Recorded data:
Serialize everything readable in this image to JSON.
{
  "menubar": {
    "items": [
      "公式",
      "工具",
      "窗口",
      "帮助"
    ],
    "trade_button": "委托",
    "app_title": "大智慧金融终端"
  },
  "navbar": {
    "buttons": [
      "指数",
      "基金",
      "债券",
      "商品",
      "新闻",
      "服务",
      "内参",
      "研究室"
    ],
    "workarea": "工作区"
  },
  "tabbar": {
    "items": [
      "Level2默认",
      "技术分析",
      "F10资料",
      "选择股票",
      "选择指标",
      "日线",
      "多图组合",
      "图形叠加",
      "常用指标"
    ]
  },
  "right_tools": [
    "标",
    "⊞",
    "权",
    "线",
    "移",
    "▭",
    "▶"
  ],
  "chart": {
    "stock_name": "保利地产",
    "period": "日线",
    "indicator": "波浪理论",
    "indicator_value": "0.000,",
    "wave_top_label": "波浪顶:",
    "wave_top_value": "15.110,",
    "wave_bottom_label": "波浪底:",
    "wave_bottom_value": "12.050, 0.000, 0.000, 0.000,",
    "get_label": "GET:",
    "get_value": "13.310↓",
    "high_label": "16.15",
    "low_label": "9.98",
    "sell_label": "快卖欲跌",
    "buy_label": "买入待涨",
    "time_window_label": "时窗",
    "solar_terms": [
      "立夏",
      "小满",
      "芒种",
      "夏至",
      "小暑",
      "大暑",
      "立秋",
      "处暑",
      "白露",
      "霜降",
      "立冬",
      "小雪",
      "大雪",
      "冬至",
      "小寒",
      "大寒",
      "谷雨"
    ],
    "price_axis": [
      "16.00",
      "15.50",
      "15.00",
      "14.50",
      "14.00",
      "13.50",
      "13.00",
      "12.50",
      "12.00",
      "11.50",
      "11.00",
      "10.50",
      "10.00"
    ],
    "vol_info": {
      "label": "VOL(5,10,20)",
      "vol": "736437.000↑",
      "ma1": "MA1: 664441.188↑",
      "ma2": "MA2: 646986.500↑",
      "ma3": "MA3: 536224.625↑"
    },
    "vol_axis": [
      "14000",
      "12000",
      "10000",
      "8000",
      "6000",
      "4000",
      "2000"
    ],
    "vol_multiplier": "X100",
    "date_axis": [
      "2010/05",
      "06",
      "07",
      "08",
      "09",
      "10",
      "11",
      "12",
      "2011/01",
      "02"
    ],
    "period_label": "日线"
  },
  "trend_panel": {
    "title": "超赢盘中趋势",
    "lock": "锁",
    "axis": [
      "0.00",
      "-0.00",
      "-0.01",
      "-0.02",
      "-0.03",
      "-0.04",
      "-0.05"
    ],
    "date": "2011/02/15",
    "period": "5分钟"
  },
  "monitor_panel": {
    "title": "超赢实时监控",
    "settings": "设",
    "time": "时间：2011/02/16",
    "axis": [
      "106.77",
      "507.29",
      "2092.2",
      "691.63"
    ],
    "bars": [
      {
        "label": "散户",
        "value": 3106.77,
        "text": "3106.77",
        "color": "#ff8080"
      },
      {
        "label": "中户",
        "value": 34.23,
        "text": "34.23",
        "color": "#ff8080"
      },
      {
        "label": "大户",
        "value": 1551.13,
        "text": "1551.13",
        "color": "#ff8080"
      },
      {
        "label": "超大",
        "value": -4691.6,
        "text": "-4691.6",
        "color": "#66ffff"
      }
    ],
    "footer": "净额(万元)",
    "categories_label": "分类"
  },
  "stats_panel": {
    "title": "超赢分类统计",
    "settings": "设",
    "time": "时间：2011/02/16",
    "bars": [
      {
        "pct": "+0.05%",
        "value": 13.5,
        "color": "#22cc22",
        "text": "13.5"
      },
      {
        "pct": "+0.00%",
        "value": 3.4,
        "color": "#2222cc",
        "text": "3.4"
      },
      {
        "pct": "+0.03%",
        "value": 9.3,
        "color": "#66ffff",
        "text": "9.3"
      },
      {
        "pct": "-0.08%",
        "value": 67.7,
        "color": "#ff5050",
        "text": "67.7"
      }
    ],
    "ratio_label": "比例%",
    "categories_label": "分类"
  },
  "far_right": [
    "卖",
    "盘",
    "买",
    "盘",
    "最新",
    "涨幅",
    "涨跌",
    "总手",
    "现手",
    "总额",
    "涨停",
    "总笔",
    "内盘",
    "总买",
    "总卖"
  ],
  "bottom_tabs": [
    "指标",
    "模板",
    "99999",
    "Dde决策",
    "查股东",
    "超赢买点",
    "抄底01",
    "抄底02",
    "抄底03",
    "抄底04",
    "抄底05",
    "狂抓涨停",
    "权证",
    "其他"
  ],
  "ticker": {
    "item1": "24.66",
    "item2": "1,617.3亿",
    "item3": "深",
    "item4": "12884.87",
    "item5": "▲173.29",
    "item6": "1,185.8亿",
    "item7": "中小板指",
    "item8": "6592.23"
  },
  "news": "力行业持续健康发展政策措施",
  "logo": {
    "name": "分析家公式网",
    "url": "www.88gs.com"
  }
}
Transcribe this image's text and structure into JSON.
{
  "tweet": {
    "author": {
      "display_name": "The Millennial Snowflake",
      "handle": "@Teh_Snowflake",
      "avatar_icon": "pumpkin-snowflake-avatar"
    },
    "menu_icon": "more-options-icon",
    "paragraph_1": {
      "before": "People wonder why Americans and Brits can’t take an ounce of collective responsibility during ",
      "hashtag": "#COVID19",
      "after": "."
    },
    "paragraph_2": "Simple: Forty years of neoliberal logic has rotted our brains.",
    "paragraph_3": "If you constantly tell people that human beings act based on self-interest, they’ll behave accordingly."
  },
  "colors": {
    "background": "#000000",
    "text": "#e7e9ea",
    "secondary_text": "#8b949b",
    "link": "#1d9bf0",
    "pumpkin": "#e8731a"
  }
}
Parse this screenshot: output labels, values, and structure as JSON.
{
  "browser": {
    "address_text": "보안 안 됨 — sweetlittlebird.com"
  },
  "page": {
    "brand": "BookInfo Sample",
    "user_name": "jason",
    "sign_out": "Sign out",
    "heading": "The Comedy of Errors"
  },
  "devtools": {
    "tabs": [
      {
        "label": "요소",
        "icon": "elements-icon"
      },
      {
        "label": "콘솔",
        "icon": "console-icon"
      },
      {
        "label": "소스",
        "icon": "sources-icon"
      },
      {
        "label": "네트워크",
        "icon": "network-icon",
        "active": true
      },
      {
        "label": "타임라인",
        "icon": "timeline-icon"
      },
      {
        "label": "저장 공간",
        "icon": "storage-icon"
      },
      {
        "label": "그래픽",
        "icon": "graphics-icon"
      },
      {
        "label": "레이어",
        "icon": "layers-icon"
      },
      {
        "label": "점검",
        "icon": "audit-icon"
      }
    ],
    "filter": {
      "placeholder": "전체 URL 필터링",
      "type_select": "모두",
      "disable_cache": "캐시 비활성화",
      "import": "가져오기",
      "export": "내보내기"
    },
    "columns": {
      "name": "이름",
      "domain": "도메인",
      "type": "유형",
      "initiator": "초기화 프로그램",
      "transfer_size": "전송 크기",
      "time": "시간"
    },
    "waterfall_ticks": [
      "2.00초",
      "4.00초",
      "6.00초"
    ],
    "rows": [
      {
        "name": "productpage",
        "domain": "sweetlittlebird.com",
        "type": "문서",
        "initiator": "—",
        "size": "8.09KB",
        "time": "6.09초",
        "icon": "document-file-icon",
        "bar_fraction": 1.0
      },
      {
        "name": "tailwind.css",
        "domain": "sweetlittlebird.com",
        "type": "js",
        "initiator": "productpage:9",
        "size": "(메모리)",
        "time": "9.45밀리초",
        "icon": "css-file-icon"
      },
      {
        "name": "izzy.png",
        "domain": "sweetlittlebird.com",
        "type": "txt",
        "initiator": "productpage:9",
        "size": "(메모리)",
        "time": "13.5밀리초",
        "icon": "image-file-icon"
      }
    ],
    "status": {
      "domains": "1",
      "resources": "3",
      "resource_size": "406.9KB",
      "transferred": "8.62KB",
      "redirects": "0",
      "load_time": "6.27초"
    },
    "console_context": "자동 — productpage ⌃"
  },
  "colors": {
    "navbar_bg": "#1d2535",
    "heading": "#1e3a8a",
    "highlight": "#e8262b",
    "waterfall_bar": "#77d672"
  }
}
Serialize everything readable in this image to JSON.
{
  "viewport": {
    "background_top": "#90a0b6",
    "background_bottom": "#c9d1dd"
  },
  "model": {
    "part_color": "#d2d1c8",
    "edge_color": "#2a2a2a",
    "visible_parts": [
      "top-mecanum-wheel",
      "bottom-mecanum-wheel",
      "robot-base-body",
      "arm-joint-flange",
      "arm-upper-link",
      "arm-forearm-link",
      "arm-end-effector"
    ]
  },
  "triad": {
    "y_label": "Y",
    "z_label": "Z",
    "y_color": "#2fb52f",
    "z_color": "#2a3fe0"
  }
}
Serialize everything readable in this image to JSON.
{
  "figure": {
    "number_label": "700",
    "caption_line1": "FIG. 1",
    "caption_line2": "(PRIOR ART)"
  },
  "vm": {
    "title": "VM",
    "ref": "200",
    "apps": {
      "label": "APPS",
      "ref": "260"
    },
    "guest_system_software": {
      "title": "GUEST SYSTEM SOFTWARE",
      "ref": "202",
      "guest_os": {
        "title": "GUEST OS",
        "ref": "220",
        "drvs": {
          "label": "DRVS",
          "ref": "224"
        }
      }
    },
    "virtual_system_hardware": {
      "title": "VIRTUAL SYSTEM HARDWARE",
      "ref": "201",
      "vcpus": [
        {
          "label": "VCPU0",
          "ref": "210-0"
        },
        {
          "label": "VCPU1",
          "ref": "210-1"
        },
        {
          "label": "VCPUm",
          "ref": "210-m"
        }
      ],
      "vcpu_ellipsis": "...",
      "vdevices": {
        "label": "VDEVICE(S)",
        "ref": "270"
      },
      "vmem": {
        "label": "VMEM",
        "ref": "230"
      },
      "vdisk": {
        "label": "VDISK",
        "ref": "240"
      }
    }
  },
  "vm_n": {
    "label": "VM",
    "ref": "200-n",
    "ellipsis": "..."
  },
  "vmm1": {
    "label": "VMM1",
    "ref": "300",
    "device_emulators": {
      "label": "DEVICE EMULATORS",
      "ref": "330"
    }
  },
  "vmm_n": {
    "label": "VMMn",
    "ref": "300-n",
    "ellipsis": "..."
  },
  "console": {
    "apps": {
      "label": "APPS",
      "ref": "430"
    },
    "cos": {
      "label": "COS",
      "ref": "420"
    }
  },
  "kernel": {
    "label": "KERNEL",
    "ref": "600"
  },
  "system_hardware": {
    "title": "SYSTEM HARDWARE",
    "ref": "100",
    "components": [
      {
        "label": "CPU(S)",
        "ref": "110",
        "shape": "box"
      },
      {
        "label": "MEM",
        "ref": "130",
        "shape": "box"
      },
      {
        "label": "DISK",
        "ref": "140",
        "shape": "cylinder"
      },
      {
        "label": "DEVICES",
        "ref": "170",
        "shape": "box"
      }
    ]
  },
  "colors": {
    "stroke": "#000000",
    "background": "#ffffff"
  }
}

EXERCISE OBJECTIVE: Copy all lines from the material that contain "file".

ANSWER TO THIS PROBLEM:
        "icon": "document-file-icon",
        "icon": "css-file-icon"
        "icon": "image-file-icon"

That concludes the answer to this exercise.